[start Extracted records]

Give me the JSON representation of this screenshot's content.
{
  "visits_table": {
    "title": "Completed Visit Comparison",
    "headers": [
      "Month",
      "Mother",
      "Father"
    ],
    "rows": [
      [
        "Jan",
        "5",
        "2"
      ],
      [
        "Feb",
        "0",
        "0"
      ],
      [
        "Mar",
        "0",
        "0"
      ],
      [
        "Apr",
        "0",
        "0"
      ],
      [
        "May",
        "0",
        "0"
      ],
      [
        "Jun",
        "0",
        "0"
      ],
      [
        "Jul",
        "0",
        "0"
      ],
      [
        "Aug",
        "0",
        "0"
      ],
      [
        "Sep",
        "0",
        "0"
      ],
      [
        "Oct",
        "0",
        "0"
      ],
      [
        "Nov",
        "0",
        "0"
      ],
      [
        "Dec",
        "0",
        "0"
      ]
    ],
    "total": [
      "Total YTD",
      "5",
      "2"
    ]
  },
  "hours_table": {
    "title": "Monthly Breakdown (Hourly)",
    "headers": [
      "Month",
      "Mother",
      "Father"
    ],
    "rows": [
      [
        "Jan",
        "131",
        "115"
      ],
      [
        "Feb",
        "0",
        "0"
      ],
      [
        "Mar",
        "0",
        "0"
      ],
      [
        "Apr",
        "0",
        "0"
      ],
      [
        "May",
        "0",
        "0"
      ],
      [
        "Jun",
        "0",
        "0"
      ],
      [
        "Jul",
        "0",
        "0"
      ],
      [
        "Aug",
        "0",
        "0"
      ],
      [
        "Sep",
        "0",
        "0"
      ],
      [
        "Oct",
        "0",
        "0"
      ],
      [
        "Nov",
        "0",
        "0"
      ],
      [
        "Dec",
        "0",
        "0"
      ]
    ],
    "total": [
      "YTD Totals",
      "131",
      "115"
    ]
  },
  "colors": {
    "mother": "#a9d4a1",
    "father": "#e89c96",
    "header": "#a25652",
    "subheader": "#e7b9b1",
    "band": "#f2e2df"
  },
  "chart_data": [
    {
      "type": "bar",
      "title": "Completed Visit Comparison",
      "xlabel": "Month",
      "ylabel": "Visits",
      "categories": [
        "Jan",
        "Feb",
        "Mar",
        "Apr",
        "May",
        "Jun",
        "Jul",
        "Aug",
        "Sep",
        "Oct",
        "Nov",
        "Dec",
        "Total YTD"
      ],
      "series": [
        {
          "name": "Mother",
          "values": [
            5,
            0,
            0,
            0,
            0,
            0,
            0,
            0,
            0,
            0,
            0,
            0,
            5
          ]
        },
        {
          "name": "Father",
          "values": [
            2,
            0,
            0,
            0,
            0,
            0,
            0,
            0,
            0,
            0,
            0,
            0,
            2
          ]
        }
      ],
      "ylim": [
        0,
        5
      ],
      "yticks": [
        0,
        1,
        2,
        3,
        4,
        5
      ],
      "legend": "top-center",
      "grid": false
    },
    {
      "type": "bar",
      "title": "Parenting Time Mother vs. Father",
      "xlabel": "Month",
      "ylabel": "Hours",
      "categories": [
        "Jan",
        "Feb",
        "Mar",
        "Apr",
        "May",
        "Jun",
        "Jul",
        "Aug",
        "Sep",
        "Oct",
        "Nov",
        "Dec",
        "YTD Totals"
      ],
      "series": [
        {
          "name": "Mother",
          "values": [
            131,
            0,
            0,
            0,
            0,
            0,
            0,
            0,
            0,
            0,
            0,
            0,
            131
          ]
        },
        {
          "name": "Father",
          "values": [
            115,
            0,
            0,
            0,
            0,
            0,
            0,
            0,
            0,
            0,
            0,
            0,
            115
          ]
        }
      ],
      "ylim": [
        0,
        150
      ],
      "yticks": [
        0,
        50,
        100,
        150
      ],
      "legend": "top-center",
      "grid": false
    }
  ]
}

[end Extracted records]

◆ Set exercise ◆
In the material above, show every line where the word "Completed" turns up.

◆ Solution for this exercise ◆
    "title": "Completed Visit Comparison",
      "title": "Completed Visit Comparison",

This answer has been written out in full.